Em
janeiro deste ano escrevi neste blog matéria sob o título Reflexões sobre a globalidade
na qual abordei a questão da inserção forçada de novos costumes nas diferentes
sociedades. Falei então da invasão da Coca Cola na China e na África, onde
interferiu na milenar tradição do consumo do chá. No Norte africano os
Tuaregues foram assediados até com brindes como geradores portáteis e
geladeiras para “tomarem gosto” pelo refrigerante negro. Dizem que o chá quente
tem efeito na resistência desses povos nômades ao calor do deserto. Já a Coca
Cola manda mais sódio para o organismo deles. Mas o que fazer? Até motos e quadiciclos
vêm substituindo os camelos as areias saarianas...

-*-*-

O que se pede>
Prossiga com o texto sobre a Coca-Cola e o chá a partir do ponto em que ele para.

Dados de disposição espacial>
-*-*-

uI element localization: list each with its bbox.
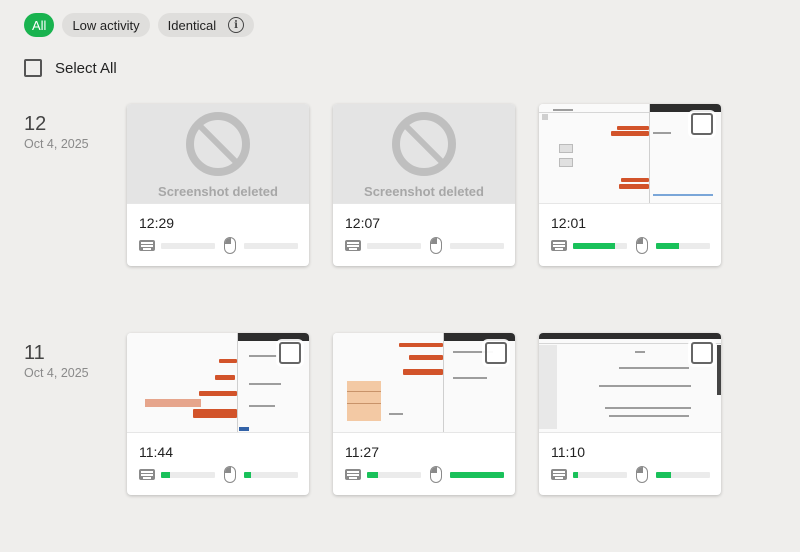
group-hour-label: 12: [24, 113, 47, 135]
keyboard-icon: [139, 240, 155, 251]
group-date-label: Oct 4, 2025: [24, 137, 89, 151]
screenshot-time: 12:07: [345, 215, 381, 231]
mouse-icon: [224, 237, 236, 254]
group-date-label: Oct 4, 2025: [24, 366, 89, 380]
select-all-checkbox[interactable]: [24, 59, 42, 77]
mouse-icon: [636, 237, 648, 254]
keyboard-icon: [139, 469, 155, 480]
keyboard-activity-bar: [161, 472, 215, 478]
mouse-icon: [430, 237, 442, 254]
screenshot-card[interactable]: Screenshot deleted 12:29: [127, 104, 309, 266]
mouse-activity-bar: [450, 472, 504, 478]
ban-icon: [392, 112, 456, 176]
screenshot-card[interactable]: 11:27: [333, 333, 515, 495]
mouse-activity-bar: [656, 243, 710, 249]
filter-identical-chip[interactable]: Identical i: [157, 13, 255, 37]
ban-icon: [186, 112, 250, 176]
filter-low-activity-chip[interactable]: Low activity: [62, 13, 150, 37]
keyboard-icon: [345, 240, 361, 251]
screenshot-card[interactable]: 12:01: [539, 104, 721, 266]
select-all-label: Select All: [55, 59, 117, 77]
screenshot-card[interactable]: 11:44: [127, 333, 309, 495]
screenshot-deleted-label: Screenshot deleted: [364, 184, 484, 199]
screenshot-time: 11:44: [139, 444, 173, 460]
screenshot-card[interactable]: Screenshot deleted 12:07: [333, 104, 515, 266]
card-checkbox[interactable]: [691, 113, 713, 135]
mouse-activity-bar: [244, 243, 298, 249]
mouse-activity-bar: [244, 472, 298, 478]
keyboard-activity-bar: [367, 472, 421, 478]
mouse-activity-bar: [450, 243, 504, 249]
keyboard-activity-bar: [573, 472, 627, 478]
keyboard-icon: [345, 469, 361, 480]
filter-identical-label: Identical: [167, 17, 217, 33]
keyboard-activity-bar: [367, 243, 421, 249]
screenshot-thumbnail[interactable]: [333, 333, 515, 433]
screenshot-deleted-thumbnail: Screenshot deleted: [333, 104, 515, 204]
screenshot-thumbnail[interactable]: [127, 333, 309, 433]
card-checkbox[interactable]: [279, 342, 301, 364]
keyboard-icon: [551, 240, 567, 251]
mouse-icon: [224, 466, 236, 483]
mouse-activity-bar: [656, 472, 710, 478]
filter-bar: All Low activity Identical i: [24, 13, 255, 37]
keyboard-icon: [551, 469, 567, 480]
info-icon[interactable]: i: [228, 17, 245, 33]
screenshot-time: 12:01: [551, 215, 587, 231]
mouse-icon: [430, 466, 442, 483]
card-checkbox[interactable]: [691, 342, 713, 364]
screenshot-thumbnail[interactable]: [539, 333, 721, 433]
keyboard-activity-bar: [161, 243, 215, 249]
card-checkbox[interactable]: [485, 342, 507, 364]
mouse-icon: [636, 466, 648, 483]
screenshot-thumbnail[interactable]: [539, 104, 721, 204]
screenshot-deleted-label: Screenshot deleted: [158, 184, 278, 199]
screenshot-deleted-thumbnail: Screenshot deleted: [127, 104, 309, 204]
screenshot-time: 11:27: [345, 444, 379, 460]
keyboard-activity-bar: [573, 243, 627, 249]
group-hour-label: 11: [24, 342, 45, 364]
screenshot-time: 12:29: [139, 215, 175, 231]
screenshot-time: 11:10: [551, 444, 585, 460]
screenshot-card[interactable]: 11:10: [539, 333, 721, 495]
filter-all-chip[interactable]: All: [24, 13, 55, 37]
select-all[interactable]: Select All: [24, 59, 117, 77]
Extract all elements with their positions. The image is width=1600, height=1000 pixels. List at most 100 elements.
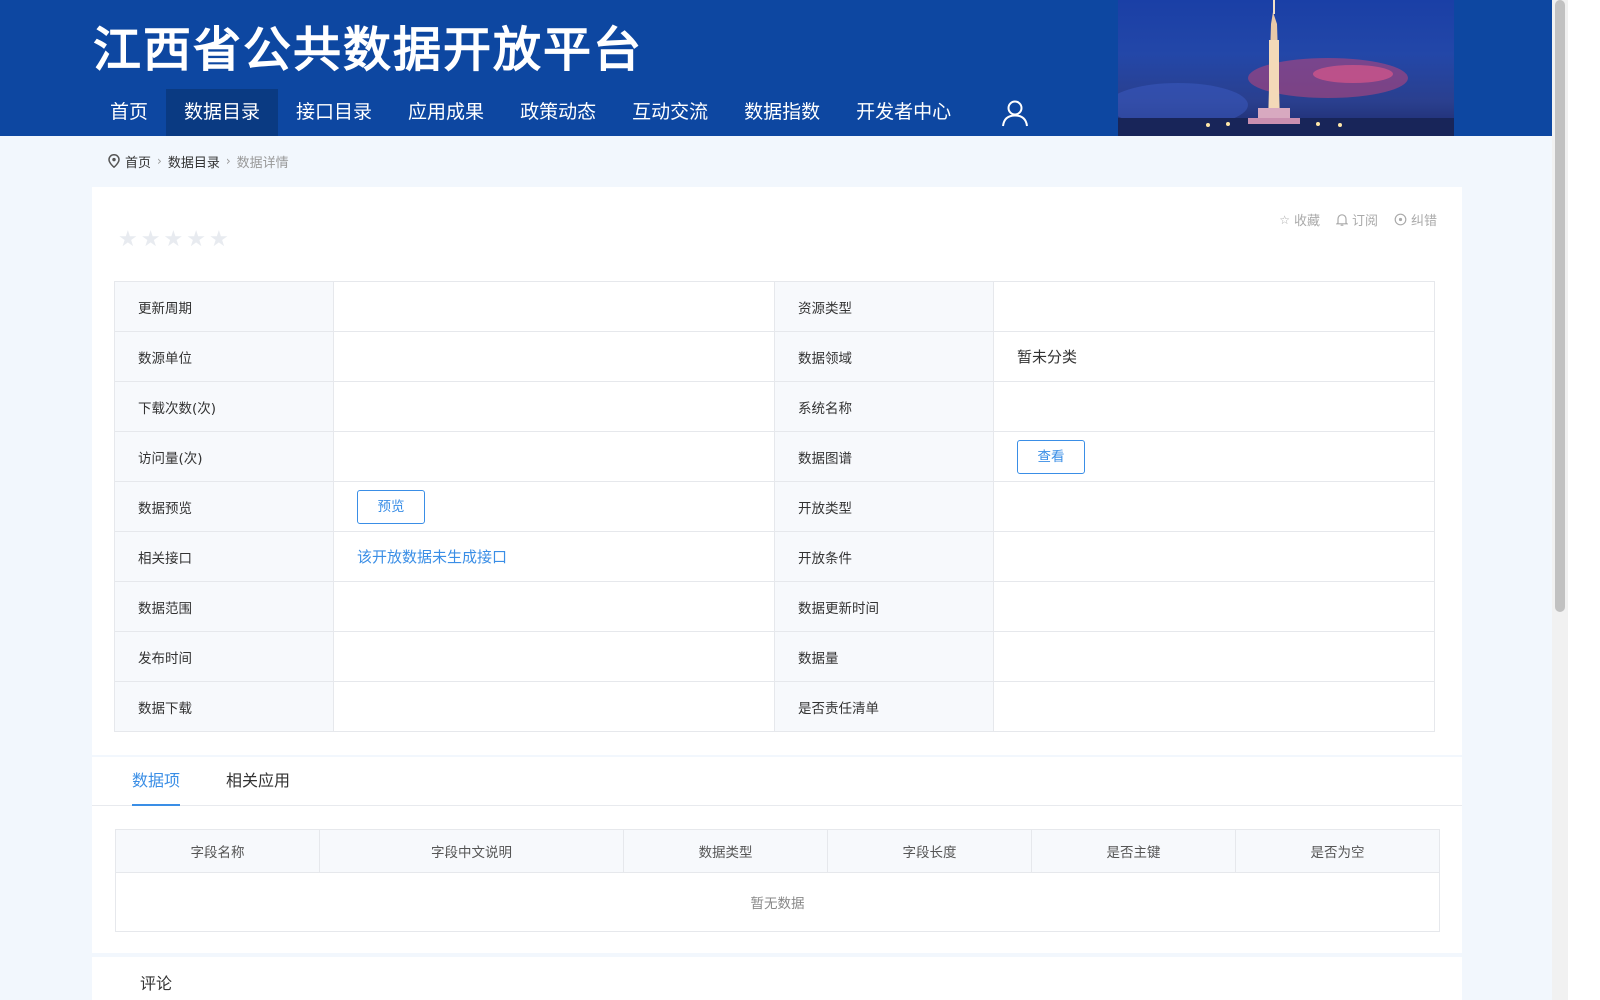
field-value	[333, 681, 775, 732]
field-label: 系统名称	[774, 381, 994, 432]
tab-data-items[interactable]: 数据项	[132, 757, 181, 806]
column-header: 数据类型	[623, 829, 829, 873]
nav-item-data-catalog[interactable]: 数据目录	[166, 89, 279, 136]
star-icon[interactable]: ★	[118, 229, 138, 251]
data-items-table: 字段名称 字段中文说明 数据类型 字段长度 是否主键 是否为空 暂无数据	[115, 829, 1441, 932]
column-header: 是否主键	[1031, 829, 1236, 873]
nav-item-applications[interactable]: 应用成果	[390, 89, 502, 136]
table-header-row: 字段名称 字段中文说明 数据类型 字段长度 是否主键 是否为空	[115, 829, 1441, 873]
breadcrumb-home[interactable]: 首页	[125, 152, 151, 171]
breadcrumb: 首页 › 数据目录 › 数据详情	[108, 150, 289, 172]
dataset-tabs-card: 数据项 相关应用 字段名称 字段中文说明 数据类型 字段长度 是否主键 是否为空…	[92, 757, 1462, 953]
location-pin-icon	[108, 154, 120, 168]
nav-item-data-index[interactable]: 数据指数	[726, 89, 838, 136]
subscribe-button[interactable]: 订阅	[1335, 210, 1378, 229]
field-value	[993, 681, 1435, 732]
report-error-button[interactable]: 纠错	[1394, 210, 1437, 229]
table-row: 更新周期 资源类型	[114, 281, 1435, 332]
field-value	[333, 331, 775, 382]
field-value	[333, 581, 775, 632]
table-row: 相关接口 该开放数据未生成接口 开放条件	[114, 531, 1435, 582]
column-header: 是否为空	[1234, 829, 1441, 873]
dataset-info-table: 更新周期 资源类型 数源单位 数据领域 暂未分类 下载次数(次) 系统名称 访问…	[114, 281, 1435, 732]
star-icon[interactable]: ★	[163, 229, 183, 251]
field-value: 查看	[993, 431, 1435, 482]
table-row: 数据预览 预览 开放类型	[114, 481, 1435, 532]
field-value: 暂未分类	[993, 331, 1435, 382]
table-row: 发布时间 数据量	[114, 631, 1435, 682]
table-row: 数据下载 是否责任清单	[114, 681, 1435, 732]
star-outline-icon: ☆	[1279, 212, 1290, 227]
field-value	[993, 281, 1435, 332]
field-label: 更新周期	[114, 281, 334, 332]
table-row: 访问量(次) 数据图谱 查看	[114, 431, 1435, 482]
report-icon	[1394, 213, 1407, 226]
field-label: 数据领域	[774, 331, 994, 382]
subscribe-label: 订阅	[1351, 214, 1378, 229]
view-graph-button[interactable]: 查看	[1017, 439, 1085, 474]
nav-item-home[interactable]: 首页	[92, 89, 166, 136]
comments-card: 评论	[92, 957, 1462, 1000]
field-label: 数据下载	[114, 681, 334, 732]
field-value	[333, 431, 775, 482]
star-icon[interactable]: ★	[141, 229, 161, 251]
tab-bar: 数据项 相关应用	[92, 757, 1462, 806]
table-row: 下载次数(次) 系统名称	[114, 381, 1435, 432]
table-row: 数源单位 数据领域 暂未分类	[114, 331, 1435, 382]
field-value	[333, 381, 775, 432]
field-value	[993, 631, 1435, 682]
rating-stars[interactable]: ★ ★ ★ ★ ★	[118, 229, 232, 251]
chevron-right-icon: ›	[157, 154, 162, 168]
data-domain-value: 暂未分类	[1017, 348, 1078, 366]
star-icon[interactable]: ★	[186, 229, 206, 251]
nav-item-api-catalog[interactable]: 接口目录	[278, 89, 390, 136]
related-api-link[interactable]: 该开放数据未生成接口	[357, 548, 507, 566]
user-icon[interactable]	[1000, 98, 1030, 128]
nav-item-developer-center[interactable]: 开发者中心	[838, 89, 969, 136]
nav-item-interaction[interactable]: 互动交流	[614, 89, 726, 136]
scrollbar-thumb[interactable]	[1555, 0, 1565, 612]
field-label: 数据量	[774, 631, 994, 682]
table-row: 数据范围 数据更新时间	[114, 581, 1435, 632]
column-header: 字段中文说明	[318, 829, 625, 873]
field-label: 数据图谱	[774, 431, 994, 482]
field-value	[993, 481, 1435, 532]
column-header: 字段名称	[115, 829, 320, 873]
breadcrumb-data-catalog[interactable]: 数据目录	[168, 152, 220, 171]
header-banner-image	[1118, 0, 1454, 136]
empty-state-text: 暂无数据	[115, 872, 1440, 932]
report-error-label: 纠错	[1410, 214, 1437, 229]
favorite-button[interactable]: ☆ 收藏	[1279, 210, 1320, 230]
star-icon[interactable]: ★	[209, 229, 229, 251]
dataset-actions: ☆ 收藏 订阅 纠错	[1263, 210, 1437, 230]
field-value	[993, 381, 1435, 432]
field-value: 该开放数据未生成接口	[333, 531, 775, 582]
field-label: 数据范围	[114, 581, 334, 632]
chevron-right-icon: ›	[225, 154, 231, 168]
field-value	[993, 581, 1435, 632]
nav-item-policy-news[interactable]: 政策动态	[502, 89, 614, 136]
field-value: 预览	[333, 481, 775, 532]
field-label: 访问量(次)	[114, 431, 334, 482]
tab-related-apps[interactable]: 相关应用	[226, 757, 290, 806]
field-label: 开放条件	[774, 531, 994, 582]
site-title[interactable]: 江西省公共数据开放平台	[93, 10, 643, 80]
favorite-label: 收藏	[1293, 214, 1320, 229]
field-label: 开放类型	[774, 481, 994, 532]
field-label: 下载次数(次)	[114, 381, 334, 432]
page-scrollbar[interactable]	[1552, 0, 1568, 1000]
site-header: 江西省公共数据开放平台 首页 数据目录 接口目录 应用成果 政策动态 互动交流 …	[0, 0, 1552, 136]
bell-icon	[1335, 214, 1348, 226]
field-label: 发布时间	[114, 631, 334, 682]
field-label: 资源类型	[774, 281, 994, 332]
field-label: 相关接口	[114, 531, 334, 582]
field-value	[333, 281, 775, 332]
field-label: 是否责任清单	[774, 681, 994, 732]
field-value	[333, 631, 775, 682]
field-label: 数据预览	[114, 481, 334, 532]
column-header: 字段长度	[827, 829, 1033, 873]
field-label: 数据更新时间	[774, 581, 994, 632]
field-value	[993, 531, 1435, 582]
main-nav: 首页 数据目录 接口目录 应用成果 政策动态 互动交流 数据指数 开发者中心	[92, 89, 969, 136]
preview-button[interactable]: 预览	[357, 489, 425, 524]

-*-*-

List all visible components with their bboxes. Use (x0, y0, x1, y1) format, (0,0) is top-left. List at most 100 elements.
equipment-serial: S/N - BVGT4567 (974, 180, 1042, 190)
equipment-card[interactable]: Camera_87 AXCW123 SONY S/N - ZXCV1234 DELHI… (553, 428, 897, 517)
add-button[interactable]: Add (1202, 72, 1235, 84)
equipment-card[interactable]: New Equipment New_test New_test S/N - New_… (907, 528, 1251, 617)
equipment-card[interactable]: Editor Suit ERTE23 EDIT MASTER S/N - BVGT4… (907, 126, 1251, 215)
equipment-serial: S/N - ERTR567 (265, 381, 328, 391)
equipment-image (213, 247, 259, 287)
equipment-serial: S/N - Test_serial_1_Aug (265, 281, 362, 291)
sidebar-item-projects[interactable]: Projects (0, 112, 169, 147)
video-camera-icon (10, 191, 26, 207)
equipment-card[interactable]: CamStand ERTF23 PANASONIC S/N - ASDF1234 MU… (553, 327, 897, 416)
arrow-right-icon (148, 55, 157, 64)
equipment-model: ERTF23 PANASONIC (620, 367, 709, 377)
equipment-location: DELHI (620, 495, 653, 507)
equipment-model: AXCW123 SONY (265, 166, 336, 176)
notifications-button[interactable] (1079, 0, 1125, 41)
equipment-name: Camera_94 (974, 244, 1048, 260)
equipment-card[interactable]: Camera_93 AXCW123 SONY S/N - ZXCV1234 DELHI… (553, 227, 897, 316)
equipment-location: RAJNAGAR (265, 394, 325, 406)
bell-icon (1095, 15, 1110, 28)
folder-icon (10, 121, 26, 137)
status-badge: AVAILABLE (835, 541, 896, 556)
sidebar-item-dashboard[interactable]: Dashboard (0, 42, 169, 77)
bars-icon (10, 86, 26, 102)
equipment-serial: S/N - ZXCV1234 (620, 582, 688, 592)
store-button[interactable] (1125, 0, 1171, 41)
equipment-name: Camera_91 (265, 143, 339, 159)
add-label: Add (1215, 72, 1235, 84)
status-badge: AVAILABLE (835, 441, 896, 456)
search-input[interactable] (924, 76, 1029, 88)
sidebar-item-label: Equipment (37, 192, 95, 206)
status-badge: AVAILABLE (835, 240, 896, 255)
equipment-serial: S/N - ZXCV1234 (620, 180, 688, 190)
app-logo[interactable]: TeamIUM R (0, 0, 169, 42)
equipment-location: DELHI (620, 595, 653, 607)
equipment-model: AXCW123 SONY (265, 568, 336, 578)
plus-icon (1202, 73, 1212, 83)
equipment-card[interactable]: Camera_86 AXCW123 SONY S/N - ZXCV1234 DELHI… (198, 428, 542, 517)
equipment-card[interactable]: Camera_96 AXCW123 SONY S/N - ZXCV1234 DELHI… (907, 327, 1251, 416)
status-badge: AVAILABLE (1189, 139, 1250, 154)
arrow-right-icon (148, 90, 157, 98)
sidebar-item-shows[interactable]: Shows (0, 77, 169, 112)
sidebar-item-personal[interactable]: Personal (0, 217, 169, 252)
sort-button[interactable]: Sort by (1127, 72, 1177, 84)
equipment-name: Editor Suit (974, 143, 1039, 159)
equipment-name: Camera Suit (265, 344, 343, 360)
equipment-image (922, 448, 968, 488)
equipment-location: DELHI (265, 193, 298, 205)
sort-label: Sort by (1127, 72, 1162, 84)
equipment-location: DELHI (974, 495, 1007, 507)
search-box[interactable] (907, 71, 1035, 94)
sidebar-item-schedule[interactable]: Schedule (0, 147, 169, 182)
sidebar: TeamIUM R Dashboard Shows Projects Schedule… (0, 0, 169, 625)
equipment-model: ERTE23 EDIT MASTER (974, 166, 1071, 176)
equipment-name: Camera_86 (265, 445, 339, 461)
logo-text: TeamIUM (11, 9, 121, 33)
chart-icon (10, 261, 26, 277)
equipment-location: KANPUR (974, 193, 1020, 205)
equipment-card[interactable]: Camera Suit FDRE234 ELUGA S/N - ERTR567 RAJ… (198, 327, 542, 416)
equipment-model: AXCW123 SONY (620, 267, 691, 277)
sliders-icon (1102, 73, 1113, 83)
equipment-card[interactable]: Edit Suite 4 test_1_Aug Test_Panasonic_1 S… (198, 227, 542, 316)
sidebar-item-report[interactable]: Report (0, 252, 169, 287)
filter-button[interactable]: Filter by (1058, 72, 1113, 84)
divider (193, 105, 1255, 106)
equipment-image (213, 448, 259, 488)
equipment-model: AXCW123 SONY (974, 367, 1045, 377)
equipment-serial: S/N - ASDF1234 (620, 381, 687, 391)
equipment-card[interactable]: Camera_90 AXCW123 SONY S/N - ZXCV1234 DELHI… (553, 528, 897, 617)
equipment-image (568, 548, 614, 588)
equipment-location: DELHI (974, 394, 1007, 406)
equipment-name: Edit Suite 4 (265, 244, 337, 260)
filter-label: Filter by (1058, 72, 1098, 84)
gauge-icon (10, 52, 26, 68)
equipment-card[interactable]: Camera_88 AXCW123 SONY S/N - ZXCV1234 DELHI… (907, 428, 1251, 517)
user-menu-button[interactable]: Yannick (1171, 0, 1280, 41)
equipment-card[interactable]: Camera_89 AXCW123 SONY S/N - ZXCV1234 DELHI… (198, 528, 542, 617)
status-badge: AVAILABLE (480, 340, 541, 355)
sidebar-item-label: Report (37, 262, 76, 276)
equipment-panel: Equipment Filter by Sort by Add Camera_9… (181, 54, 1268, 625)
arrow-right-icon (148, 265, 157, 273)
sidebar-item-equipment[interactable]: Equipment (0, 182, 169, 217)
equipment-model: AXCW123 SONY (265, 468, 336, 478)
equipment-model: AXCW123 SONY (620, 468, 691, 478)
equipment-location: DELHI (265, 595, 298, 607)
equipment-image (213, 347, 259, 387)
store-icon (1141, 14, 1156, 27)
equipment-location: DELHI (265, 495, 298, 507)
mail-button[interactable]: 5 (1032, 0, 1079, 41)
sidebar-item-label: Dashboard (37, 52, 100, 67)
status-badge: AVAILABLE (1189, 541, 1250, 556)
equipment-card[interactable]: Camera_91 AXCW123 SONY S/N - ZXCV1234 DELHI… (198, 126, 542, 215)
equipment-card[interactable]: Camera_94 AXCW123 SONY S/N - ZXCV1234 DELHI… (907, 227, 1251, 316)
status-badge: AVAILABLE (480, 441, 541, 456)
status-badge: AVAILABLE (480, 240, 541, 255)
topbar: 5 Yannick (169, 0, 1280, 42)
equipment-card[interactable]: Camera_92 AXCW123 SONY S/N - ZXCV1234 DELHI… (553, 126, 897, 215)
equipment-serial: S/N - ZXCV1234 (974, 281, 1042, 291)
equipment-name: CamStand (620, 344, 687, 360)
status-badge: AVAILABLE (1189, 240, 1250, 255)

-*-*-

Resposta correta>
Vejo
no noticiário econômico desta semana que o Brasil entrou no grupo que “ajuda a
China a estimular o consumo de café”. Até posso ver um rosto simpático como
aquele da bióloga brasileira que, ativista do Green Peace, foi presa na Rússia,
dizendo com algum espanto:
-
Por que eles têm que gostar de café, Santo Deus? Não consomem chá há milênios e
estão bem?
Ah,
minha doce ativista, porque na lógica do mercado eles representam uma colossal
arena sem tradição de consumir café, mas com todas as condições para se
transformar no maior consumidor global dos derivados da Rubiácea.
O
consumo dos Estados Unidos é, em 2013, de 23,5 milhões de sacas de 60
quilos\ano. Já a China, de acordo com previsões tidas como otimistas, deve
consumir 2,8 milhões de sacas em 2020.
Segundo
a Organização Internacional do Café, em 2012 os chineses consumiram 1,1 milhão
de sacas ou magras 25 gramas por habitante.
Os
executivos da área cafeeira são otimistas e miram o exemplo do Japão que, com
costumes relativamente parecidos em relação ao chá e alimentação sem gorduras
(os chineses têm maior consumo de frituras e gordura animal), aderiram ao
consumo do café e são hoje o quarto país em consumo do produto atrás apenas dos
EUA, Brasil e Alemanha.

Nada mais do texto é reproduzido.